» Task description:
Extract each line of the material that follows exactly and omit its pictures.
• • •
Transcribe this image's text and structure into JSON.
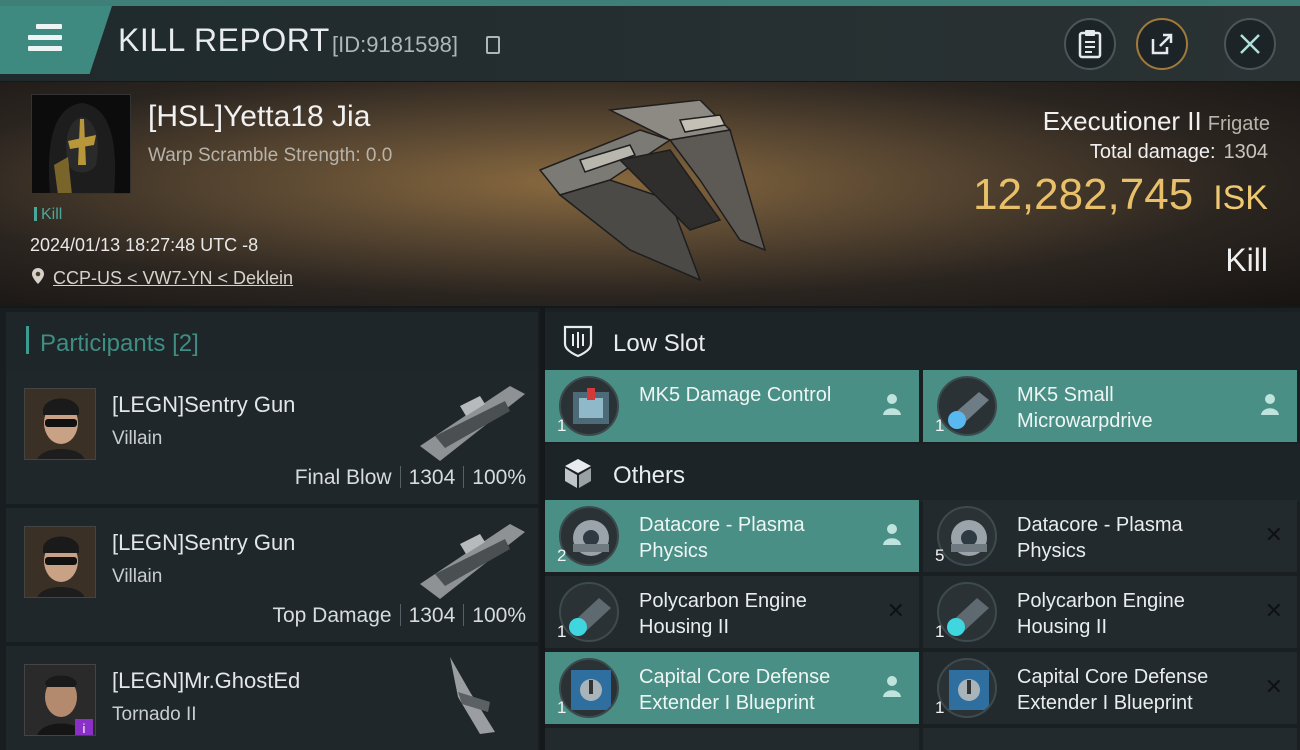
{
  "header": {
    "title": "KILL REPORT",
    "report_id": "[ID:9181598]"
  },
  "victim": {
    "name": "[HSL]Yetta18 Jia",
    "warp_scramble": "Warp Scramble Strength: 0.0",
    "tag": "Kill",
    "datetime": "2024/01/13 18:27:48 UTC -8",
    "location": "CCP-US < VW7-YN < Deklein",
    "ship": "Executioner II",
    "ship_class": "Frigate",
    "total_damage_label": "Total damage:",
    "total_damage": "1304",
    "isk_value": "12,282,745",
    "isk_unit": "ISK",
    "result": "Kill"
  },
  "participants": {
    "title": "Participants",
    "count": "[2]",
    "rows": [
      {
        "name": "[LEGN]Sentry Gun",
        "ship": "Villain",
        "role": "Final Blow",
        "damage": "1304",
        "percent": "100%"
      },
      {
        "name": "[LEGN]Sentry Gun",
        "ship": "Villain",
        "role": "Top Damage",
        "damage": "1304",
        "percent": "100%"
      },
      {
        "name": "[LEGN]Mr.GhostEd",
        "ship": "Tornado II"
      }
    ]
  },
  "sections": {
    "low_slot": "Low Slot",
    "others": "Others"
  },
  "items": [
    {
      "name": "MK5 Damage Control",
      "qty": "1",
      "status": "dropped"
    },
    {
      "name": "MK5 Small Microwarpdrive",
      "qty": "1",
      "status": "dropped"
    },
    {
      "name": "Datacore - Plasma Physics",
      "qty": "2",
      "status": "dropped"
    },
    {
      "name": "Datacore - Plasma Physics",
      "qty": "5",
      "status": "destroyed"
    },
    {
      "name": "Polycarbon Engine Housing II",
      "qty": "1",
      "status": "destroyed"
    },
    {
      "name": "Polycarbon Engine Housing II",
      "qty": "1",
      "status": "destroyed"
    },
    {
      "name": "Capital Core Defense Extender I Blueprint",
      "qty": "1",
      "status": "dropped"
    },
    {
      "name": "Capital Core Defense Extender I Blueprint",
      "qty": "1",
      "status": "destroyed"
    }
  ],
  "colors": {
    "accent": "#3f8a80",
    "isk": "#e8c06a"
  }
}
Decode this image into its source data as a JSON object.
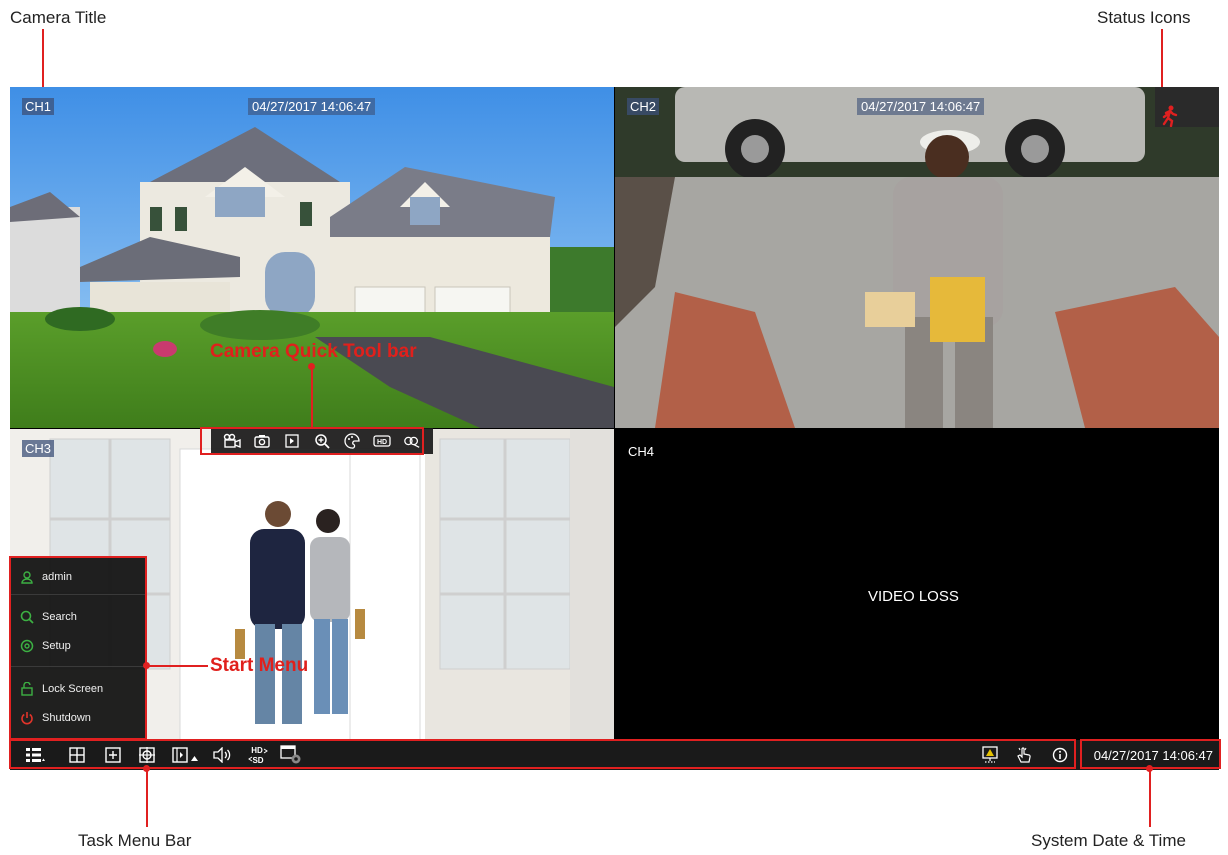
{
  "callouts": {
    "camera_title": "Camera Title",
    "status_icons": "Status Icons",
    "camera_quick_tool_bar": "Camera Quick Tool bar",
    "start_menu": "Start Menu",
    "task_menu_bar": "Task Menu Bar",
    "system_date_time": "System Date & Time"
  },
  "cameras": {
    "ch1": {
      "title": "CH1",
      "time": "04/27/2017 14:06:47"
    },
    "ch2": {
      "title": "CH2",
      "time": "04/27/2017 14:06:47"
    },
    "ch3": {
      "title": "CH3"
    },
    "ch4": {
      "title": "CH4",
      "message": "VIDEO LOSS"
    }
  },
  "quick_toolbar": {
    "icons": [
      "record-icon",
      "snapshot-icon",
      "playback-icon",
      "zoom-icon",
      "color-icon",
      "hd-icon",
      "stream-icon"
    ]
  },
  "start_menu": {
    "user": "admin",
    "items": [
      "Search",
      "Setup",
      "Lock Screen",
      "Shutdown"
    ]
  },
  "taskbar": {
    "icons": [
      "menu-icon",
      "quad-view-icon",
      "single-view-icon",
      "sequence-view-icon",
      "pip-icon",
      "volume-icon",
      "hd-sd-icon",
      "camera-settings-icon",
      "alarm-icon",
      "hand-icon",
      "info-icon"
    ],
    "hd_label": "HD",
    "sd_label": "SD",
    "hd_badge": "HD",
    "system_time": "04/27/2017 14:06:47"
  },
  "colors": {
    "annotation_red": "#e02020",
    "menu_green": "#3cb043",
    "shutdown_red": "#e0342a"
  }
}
• • •
» Response to this task:
Transcribe this image's text and structure into JSON.
{
  "header": {
    "title": "KILL REPORT",
    "report_id": "[ID:9181598]"
  },
  "victim": {
    "name": "[HSL]Yetta18 Jia",
    "warp_scramble": "Warp Scramble Strength: 0.0",
    "tag": "Kill",
    "datetime": "2024/01/13 18:27:48 UTC -8",
    "location": "CCP-US < VW7-YN < Deklein",
    "ship": "Executioner II",
    "ship_class": "Frigate",
    "total_damage_label": "Total damage:",
    "total_damage": "1304",
    "isk_value": "12,282,745",
    "isk_unit": "ISK",
    "result": "Kill"
  },
  "participants": {
    "title": "Participants",
    "count": "[2]",
    "rows": [
      {
        "name": "[LEGN]Sentry Gun",
        "ship": "Villain",
        "role": "Final Blow",
        "damage": "1304",
        "percent": "100%"
      },
      {
        "name": "[LEGN]Sentry Gun",
        "ship": "Villain",
        "role": "Top Damage",
        "damage": "1304",
        "percent": "100%"
      },
      {
        "name": "[LEGN]Mr.GhostEd",
        "ship": "Tornado II"
      }
    ]
  },
  "sections": {
    "low_slot": "Low Slot",
    "others": "Others"
  },
  "items": [
    {
      "name": "MK5 Damage Control",
      "qty": "1",
      "status": "dropped"
    },
    {
      "name": "MK5 Small Microwarpdrive",
      "qty": "1",
      "status": "dropped"
    },
    {
      "name": "Datacore - Plasma Physics",
      "qty": "2",
      "status": "dropped"
    },
    {
      "name": "Datacore - Plasma Physics",
      "qty": "5",
      "status": "destroyed"
    },
    {
      "name": "Polycarbon Engine Housing II",
      "qty": "1",
      "status": "destroyed"
    },
    {
      "name": "Polycarbon Engine Housing II",
      "qty": "1",
      "status": "destroyed"
    },
    {
      "name": "Capital Core Defense Extender I Blueprint",
      "qty": "1",
      "status": "dropped"
    },
    {
      "name": "Capital Core Defense Extender I Blueprint",
      "qty": "1",
      "status": "destroyed"
    }
  ],
  "colors": {
    "accent": "#3f8a80",
    "isk": "#e8c06a"
  }
}
Decode this image into its source data as a JSON object.
{
  "callouts": {
    "camera_title": "Camera Title",
    "status_icons": "Status Icons",
    "camera_quick_tool_bar": "Camera Quick Tool bar",
    "start_menu": "Start Menu",
    "task_menu_bar": "Task Menu Bar",
    "system_date_time": "System Date & Time"
  },
  "cameras": {
    "ch1": {
      "title": "CH1",
      "time": "04/27/2017 14:06:47"
    },
    "ch2": {
      "title": "CH2",
      "time": "04/27/2017 14:06:47"
    },
    "ch3": {
      "title": "CH3"
    },
    "ch4": {
      "title": "CH4",
      "message": "VIDEO LOSS"
    }
  },
  "quick_toolbar": {
    "icons": [
      "record-icon",
      "snapshot-icon",
      "playback-icon",
      "zoom-icon",
      "color-icon",
      "hd-icon",
      "stream-icon"
    ]
  },
  "start_menu": {
    "user": "admin",
    "items": [
      "Search",
      "Setup",
      "Lock Screen",
      "Shutdown"
    ]
  },
  "taskbar": {
    "icons": [
      "menu-icon",
      "quad-view-icon",
      "single-view-icon",
      "sequence-view-icon",
      "pip-icon",
      "volume-icon",
      "hd-sd-icon",
      "camera-settings-icon",
      "alarm-icon",
      "hand-icon",
      "info-icon"
    ],
    "hd_label": "HD",
    "sd_label": "SD",
    "hd_badge": "HD",
    "system_time": "04/27/2017 14:06:47"
  },
  "colors": {
    "annotation_red": "#e02020",
    "menu_green": "#3cb043",
    "shutdown_red": "#e0342a"
  }
}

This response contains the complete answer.